§ TASK DIRECTIONS
Set each record down exactly, excluding all images.

══ DATA PROVIDED

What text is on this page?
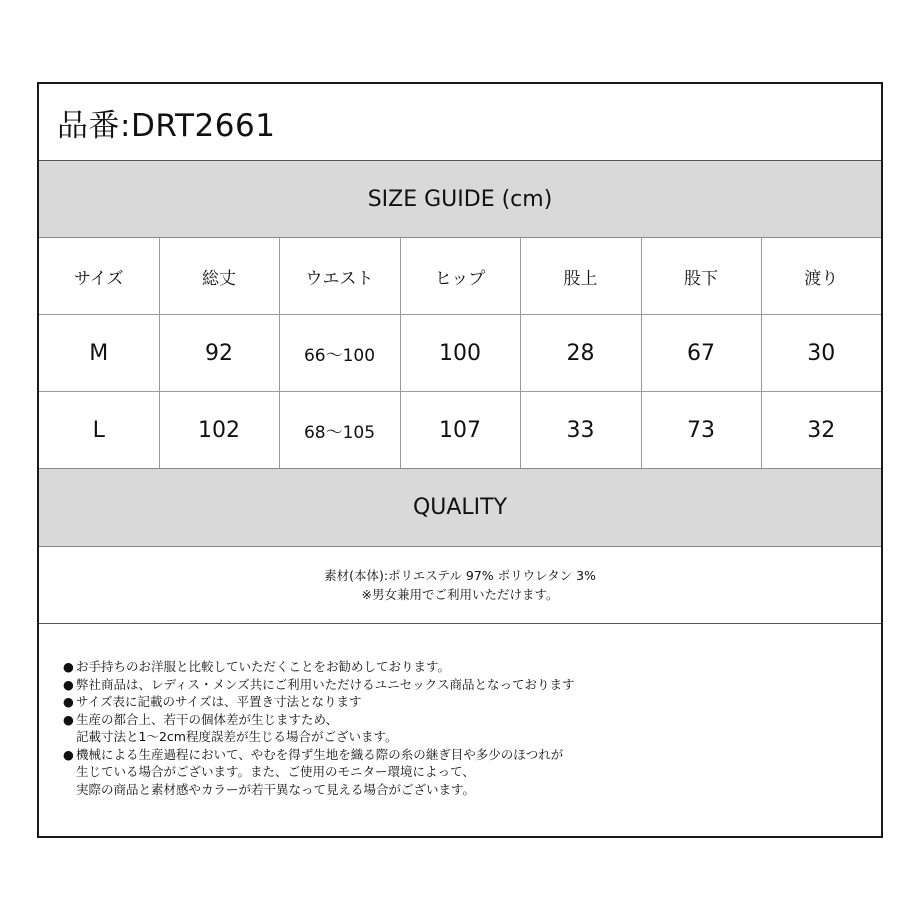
品番:DRT2661
SIZE GUIDE (cm)
サイズ	総丈	ウエスト	ヒップ	股上	股下	渡り
M	92	66〜100	100	28	67	30
L	102	68〜105	107	33	73	32
QUALITY
素材(本体):ポリエステル 97% ポリウレタン 3%
※男女兼用でご利用いただけます。
● お手持ちのお洋服と比較していただくことをお勧めしております。
● 弊社商品は、レディス・メンズ共にご利用いただけるユニセックス商品となっております
● サイズ表に記載のサイズは、平置き寸法となります
● 生産の都合上、若干の個体差が生じますため、
記載寸法と1～2cm程度誤差が生じる場合がございます。
● 機械による生産過程において、やむを得ず生地を織る際の糸の継ぎ目や多少のほつれが
生じている場合がございます。また、ご使用のモニター環境によって、
実際の商品と素材感やカラーが若干異なって見える場合がございます。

════

§ SOLUTION
What text is on this page?
品番:DRT2661
SIZE GUIDE (cm)
サイズ	総丈	ウエスト	ヒップ	股上	股下	渡り
M	92	66〜100	100	28	67	30
L	102	68〜105	107	33	73	32
QUALITY
素材(本体):ポリエステル 97% ポリウレタン 3%
※男女兼用でご利用いただけます。
● お手持ちのお洋服と比較していただくことをお勧めしております。
● 弊社商品は、レディス・メンズ共にご利用いただけるユニセックス商品となっております
● サイズ表に記載のサイズは、平置き寸法となります
● 生産の都合上、若干の個体差が生じますため、
記載寸法と1～2cm程度誤差が生じる場合がございます。
● 機械による生産過程において、やむを得ず生地を織る際の糸の継ぎ目や多少のほつれが
生じている場合がございます。また、ご使用のモニター環境によって、
実際の商品と素材感やカラーが若干異なって見える場合がございます。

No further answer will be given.